▶ GIVEN TASK
From the records, give the stretch from the line containing "Patent image size: (408, 292)." through the line containing "The right upper step 48 is at (238, 113)." as a JSON list of strings, one string per line, with blank lines omitted.

▶ MATERIAL FOR THIS EXERCISE
● ● ● ● ● ● ●

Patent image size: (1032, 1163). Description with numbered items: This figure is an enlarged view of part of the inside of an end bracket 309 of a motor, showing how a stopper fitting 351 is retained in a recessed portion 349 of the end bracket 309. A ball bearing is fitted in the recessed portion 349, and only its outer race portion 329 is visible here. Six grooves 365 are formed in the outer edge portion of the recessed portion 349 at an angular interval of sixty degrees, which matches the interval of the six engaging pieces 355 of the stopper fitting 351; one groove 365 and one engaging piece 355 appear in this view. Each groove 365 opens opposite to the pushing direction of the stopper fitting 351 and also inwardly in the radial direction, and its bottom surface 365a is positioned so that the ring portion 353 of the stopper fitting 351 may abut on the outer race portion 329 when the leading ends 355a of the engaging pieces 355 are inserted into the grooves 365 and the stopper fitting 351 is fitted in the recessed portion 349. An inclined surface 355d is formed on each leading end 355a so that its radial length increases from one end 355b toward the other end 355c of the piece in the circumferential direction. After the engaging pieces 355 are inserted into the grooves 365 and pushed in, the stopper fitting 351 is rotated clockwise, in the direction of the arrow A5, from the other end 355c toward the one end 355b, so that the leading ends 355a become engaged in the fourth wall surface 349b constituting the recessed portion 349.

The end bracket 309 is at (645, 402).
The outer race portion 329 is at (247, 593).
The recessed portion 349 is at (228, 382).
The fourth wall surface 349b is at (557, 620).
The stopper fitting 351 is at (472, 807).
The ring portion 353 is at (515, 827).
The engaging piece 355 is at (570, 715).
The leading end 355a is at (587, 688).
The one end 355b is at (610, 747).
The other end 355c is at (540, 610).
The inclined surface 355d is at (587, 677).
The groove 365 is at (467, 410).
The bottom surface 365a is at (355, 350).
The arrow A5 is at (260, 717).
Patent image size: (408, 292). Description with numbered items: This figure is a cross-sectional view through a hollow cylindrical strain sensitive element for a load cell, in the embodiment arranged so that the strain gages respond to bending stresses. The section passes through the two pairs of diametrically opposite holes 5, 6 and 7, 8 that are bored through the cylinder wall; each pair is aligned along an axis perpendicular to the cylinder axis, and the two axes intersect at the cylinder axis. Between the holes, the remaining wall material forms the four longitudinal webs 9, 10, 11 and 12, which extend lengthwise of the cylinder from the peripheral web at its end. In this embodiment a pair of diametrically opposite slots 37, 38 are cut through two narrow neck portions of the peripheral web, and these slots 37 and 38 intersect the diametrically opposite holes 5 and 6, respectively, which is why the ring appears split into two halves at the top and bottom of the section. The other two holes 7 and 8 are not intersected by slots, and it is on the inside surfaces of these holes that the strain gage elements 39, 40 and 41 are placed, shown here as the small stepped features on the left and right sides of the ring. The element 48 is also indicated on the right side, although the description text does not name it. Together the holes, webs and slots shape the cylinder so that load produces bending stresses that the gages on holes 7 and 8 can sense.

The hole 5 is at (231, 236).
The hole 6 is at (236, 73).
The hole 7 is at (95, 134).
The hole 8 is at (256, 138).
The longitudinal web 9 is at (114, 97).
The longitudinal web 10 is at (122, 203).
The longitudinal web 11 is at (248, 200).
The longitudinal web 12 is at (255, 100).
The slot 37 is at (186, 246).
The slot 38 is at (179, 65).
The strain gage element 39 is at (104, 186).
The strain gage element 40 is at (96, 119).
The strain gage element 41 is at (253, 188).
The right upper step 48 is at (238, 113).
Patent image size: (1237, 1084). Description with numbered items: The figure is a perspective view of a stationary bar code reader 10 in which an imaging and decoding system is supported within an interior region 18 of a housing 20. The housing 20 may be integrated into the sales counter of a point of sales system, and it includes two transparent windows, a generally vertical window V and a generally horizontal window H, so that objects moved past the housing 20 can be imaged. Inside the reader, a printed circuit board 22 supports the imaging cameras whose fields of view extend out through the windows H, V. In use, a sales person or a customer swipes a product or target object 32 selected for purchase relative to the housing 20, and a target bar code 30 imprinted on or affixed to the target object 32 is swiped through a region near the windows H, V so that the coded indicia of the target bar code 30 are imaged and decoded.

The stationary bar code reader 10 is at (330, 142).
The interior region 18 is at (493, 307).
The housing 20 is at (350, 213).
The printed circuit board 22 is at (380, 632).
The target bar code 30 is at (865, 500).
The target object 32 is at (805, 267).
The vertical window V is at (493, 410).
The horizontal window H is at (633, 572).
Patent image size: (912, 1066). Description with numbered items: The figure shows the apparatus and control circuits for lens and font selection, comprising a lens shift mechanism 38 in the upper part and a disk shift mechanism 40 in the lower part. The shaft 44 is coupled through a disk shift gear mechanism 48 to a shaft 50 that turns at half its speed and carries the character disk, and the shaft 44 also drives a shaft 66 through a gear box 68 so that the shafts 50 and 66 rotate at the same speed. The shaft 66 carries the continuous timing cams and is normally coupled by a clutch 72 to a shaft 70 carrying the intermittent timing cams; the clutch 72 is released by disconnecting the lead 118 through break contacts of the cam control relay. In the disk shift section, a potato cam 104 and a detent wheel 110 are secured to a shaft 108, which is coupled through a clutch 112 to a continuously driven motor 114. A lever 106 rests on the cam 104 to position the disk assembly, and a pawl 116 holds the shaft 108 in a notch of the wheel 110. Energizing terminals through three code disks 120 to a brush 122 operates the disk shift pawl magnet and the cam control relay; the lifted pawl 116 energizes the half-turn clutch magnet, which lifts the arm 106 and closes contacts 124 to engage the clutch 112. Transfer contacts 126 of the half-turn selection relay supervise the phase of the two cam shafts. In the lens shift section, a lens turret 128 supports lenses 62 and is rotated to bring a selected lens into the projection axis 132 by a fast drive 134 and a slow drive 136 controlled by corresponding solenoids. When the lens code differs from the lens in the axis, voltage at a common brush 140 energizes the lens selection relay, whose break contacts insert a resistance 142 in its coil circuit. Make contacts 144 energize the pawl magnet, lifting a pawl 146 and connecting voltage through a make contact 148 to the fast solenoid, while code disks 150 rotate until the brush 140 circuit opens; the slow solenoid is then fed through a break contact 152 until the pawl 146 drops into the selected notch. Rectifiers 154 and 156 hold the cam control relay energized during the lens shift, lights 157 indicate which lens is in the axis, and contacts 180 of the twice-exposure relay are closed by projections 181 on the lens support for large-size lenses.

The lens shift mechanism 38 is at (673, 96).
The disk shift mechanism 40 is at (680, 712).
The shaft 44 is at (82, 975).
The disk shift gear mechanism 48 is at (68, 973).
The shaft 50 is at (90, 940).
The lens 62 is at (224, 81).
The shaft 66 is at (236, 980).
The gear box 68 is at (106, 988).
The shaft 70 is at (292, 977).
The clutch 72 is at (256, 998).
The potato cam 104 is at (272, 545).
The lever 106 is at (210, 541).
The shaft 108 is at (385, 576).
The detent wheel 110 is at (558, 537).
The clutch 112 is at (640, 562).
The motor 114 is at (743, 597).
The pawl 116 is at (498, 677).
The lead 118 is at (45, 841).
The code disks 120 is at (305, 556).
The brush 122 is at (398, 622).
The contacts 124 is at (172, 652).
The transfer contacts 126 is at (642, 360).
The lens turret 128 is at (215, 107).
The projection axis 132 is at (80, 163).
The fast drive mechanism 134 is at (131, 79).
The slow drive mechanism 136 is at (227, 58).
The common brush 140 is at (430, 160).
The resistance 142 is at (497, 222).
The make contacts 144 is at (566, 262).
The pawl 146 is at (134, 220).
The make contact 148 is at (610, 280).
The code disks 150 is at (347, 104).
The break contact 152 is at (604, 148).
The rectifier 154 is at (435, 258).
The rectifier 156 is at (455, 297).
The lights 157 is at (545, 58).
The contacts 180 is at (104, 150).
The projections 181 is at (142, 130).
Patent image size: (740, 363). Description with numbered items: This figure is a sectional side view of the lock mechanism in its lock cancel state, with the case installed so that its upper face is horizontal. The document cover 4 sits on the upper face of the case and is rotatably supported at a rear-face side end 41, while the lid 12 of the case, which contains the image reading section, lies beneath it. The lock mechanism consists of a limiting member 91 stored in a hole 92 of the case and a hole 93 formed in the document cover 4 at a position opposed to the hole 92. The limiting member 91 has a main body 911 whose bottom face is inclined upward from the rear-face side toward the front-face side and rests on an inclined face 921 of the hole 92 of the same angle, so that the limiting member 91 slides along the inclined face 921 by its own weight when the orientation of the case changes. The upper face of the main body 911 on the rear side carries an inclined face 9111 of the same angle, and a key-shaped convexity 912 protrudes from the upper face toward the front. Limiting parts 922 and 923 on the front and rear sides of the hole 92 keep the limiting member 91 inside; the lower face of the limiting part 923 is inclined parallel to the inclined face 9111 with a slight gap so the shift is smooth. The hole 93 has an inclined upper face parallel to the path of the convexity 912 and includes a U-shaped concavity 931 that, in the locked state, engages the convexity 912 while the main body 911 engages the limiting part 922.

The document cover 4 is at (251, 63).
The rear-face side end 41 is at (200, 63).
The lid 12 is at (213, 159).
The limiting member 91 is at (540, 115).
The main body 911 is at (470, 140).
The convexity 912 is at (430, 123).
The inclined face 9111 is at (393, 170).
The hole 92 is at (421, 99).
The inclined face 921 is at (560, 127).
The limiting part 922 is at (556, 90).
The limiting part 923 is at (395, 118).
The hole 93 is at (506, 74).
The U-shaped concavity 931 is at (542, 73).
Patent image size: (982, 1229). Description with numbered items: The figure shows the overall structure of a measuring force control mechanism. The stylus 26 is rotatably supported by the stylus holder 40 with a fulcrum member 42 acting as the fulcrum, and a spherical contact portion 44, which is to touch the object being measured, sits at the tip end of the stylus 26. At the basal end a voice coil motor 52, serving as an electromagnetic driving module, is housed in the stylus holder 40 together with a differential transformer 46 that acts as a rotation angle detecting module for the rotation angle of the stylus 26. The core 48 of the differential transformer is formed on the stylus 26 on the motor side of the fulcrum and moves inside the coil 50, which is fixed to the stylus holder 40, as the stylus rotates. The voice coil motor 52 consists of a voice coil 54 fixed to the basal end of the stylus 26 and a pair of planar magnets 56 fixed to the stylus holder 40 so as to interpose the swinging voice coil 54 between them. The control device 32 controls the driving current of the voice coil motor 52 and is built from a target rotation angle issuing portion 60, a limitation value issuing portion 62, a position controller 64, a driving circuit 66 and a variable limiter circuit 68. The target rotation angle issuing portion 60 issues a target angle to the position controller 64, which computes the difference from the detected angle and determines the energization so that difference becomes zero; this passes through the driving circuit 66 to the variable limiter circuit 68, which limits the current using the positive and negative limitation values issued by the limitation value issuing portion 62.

● ● ● ● ● ● ●

▶ RESULT
[
  "Patent image size: (408, 292). Description with numbered items: This figure is a cross-sectional view through a hollow cylindrical strain sensitive element for a load cell, in the embodiment arranged so that the strain gages respond to bending stresses. The section passes through the two pairs of diametrically opposite holes 5, 6 and 7, 8 that are bored through the cylinder wall; each pair is aligned along an axis perpendicular to the cylinder axis, and the two axes intersect at the cylinder axis. Between the holes, the remaining wall material forms the four longitudinal webs 9, 10, 11 and 12, which extend lengthwise of the cylinder from the peripheral web at its end. In this embodiment a pair of diametrically opposite slots 37, 38 are cut through two narrow neck portions of the peripheral web, and these slots 37 and 38 intersect the diametrically opposite holes 5 and 6, respectively, which is why the ring appears split into two halves at the top and bottom of the section. The other two holes 7 and 8 are not intersected by slots, and it is on the inside surfaces of these holes that the strain gage elements 39, 40 and 41 are placed, shown here as the small stepped features on the left and right sides of the ring. The element 48 is also indicated on the right side, although the description text does not name it. Together the holes, webs and slots shape the cylinder so that load produces bending stresses that the gages on holes 7 and 8 can sense.",
  "The hole 5 is at (231, 236).",
  "The hole 6 is at (236, 73).",
  "The hole 7 is at (95, 134).",
  "The hole 8 is at (256, 138).",
  "The longitudinal web 9 is at (114, 97).",
  "The longitudinal web 10 is at (122, 203).",
  "The longitudinal web 11 is at (248, 200).",
  "The longitudinal web 12 is at (255, 100).",
  "The slot 37 is at (186, 246).",
  "The slot 38 is at (179, 65).",
  "The strain gage element 39 is at (104, 186).",
  "The strain gage element 40 is at (96, 119).",
  "The strain gage element 41 is at (253, 188).",
  "The right upper step 48 is at (238, 113)."
]